■ STATED GOAL:
Work through the data line by line, gathering every line that has the word "circle".

Data listing
====

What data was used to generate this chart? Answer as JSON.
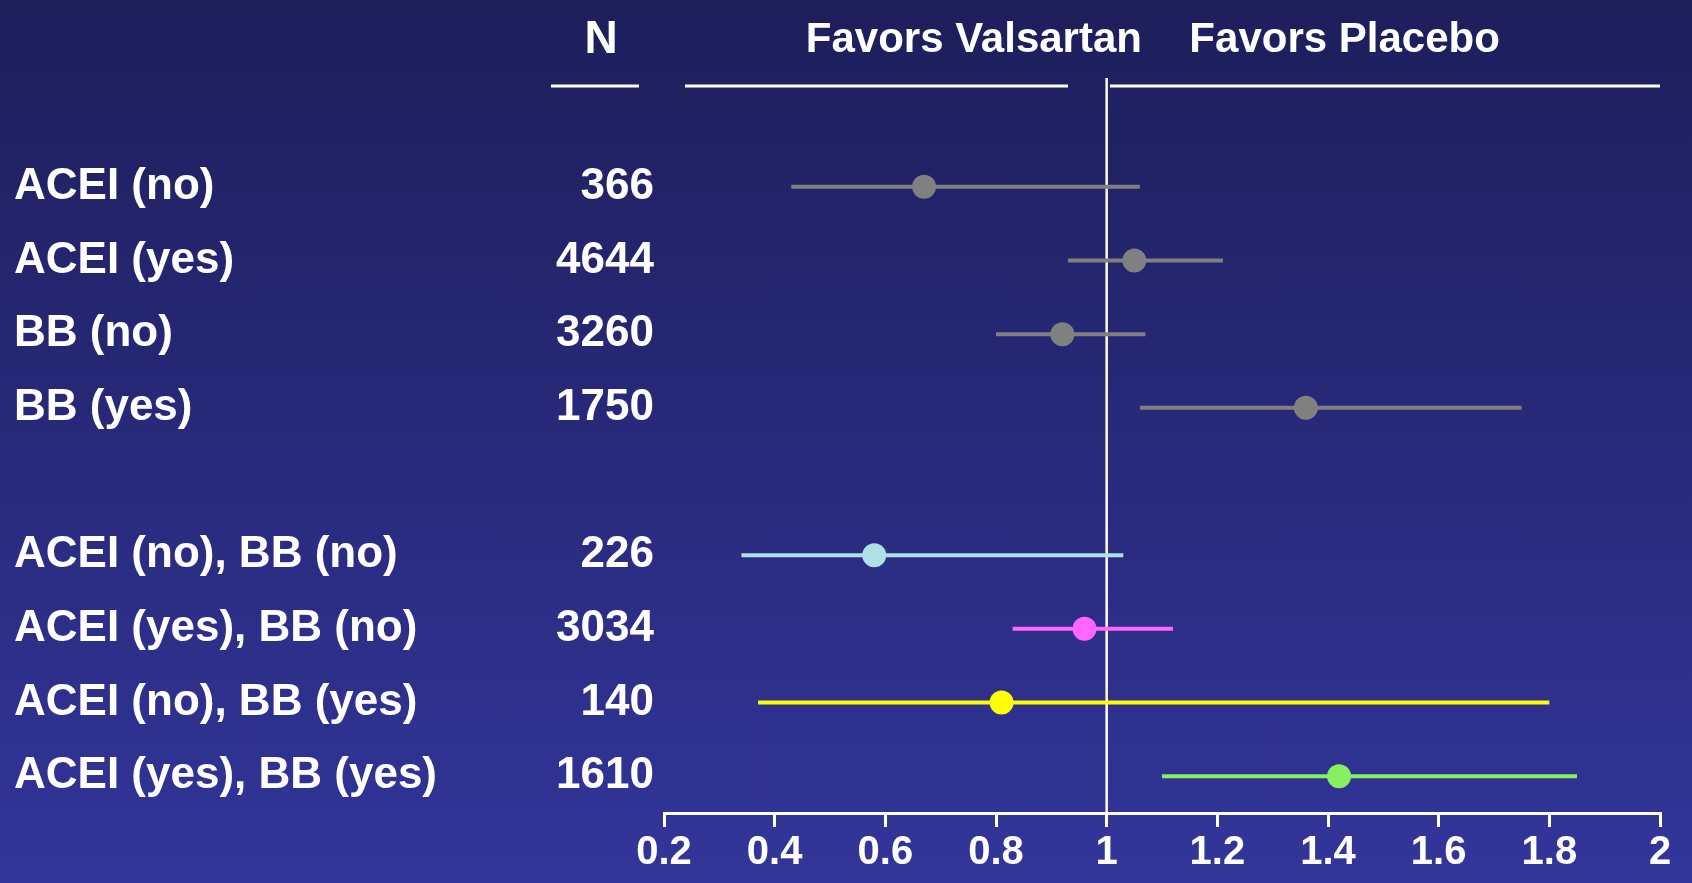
{
  "chart_data": {
    "type": "scatter",
    "orientation": "horizontal",
    "categories": [
      "ACEI (no)",
      "ACEI (yes)",
      "BB (no)",
      "BB (yes)",
      null,
      "ACEI (no), BB (no)",
      "ACEI (yes), BB (no)",
      "ACEI (no), BB (yes)",
      "ACEI (yes), BB (yes)"
    ],
    "y2_categories": [
      "366",
      "4644",
      "3260",
      "1750",
      null,
      "226",
      "3034",
      "140",
      "1610"
    ],
    "values": [
      0.67,
      1.05,
      0.92,
      1.36,
      null,
      0.58,
      0.96,
      0.81,
      1.42
    ],
    "errors": [
      [
        0.43,
        1.06
      ],
      [
        0.93,
        1.21
      ],
      [
        0.8,
        1.07
      ],
      [
        1.06,
        1.75
      ],
      null,
      [
        0.34,
        1.03
      ],
      [
        0.83,
        1.12
      ],
      [
        0.37,
        1.8
      ],
      [
        1.1,
        1.85
      ]
    ],
    "colors": [
      "#808080",
      "#808080",
      "#808080",
      "#808080",
      "#808080",
      "#b0e0e6",
      "#ff66ff",
      "#ffff00",
      "#88f060"
    ],
    "xlim": [
      0.2,
      2
    ],
    "xticks": [
      0.2,
      0.4,
      0.6,
      0.8,
      1,
      1.2,
      1.4,
      1.6,
      1.8,
      2
    ],
    "ref_lines": [
      {
        "axis": "x",
        "value": 1,
        "color": "#ffffff"
      }
    ],
    "annotations": [
      "N",
      "Favors Valsartan",
      "Favors Placebo"
    ],
    "marker": "circle",
    "grid": false,
    "legend": false
  }
}
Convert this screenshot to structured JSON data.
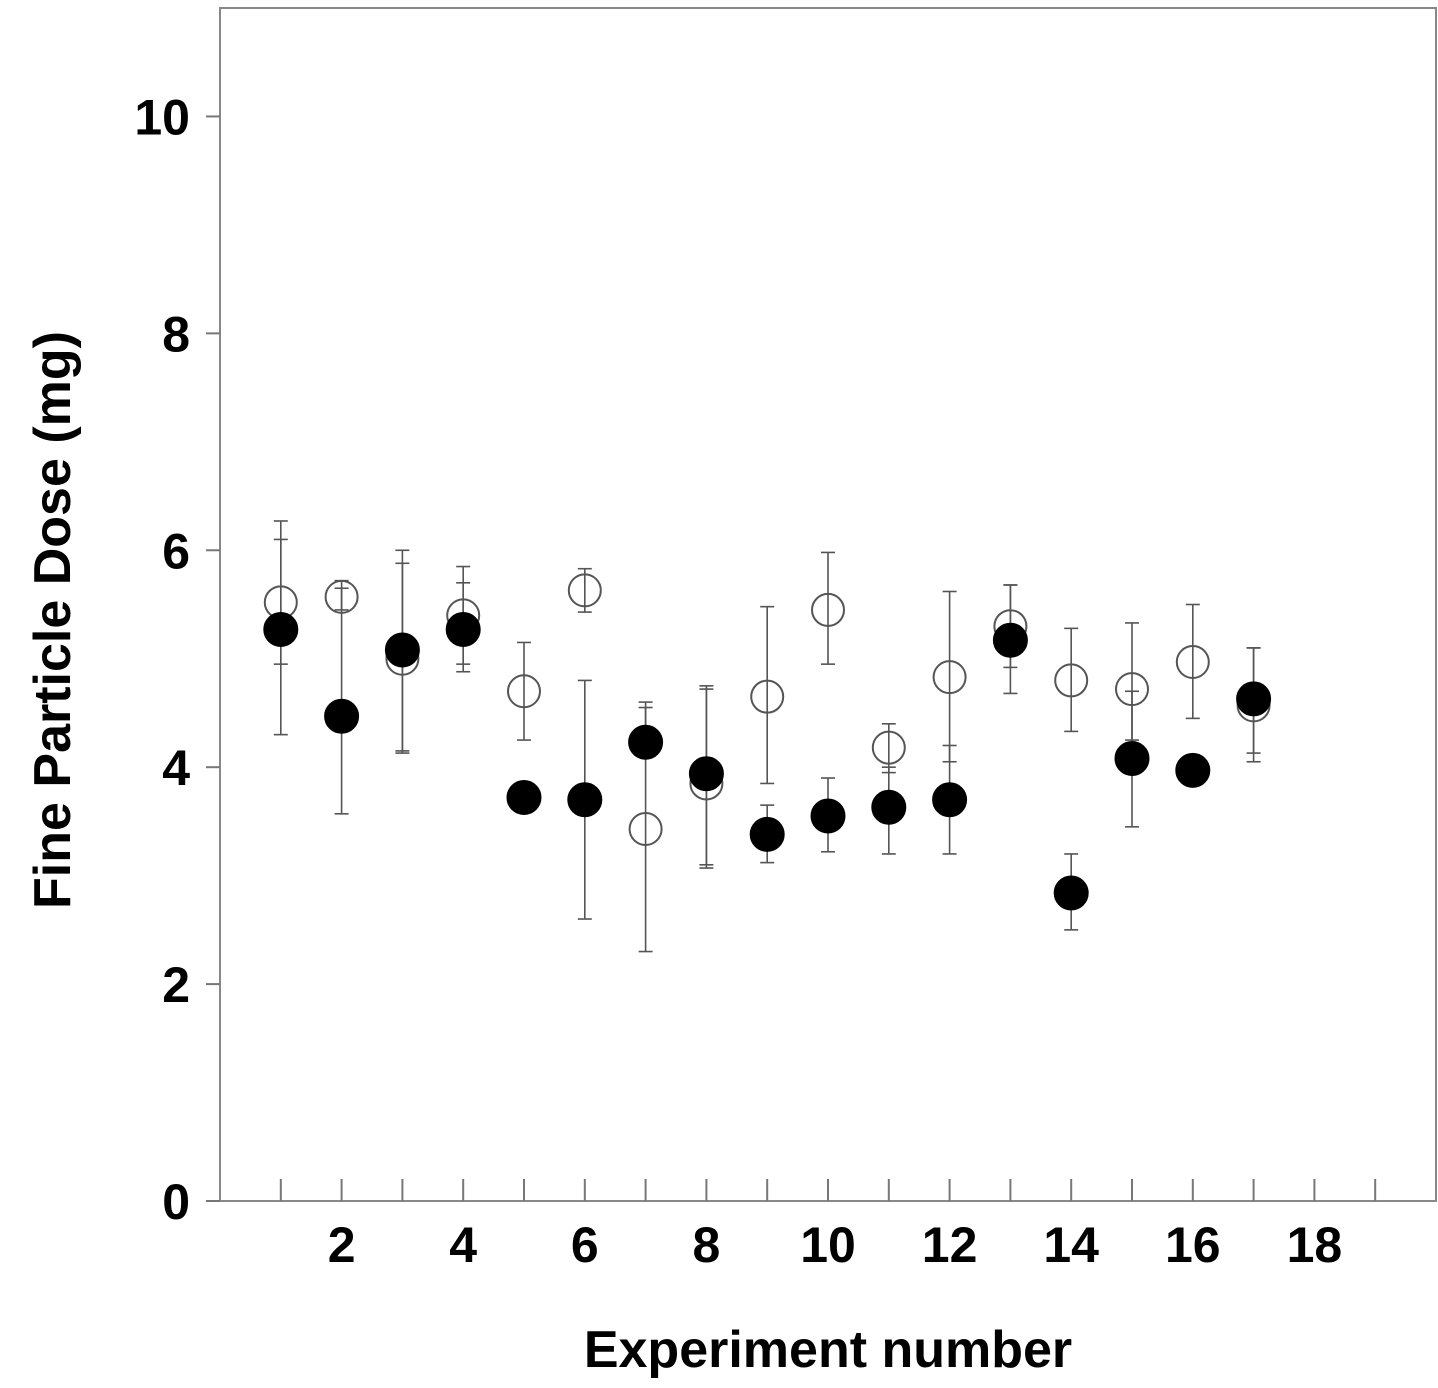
{
  "chart_data": {
    "type": "scatter",
    "title": "",
    "xlabel": "Experiment number",
    "ylabel": "Fine Particle Dose (mg)",
    "xlim": [
      0,
      20
    ],
    "ylim": [
      0,
      11
    ],
    "x_ticks_minor": [
      1,
      2,
      3,
      4,
      5,
      6,
      7,
      8,
      9,
      10,
      11,
      12,
      13,
      14,
      15,
      16,
      17,
      18,
      19
    ],
    "x_tick_labels": [
      "2",
      "4",
      "6",
      "8",
      "10",
      "12",
      "14",
      "16",
      "18"
    ],
    "x_tick_values": [
      2,
      4,
      6,
      8,
      10,
      12,
      14,
      16,
      18
    ],
    "y_tick_labels": [
      "0",
      "2",
      "4",
      "6",
      "8",
      "10"
    ],
    "y_tick_values": [
      0,
      2,
      4,
      6,
      8,
      10
    ],
    "grid": false,
    "legend": "none",
    "series": [
      {
        "marker": "open-circle",
        "color": "#555555",
        "x": [
          1,
          2,
          3,
          4,
          5,
          6,
          7,
          8,
          9,
          10,
          11,
          12,
          13,
          14,
          15,
          16,
          17
        ],
        "y": [
          5.52,
          5.57,
          5.0,
          5.4,
          4.7,
          5.63,
          3.43,
          3.85,
          4.65,
          5.45,
          4.18,
          4.83,
          5.3,
          4.8,
          4.72,
          4.97,
          4.57
        ],
        "err_low": [
          4.95,
          5.45,
          4.15,
          4.95,
          4.25,
          5.43,
          2.3,
          3.1,
          3.85,
          4.95,
          3.95,
          4.05,
          4.92,
          4.33,
          4.25,
          4.45,
          4.05
        ],
        "err_high": [
          6.1,
          5.72,
          5.88,
          5.7,
          5.15,
          5.83,
          4.55,
          4.72,
          5.48,
          5.98,
          4.4,
          5.62,
          5.68,
          5.28,
          5.33,
          5.5,
          5.1
        ]
      },
      {
        "marker": "filled-circle",
        "color": "#000000",
        "x": [
          1,
          2,
          3,
          4,
          5,
          6,
          7,
          8,
          9,
          10,
          11,
          12,
          13,
          14,
          15,
          16,
          17
        ],
        "y": [
          5.27,
          4.47,
          5.08,
          5.27,
          3.72,
          3.7,
          4.23,
          3.94,
          3.38,
          3.55,
          3.63,
          3.7,
          5.17,
          2.84,
          4.08,
          3.97,
          4.63
        ],
        "err_low": [
          4.3,
          3.57,
          4.13,
          4.88,
          3.72,
          2.6,
          4.23,
          3.07,
          3.12,
          3.22,
          3.2,
          3.2,
          4.68,
          2.5,
          3.45,
          3.97,
          4.13
        ],
        "err_high": [
          6.27,
          5.65,
          6.0,
          5.85,
          3.72,
          4.8,
          4.6,
          4.75,
          3.65,
          3.9,
          4.0,
          4.2,
          5.68,
          3.2,
          4.7,
          3.97,
          5.1
        ]
      }
    ]
  }
}
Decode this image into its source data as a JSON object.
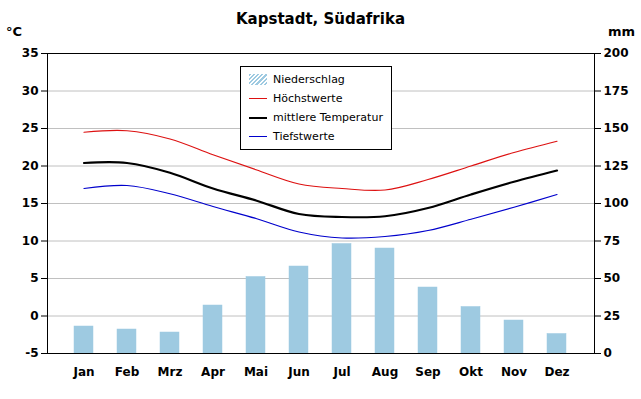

====

■ ANSWER TO THIS PROBLEM:
    "marker": "circle",
        "marker": "open-circle",
        "marker": "filled-circle",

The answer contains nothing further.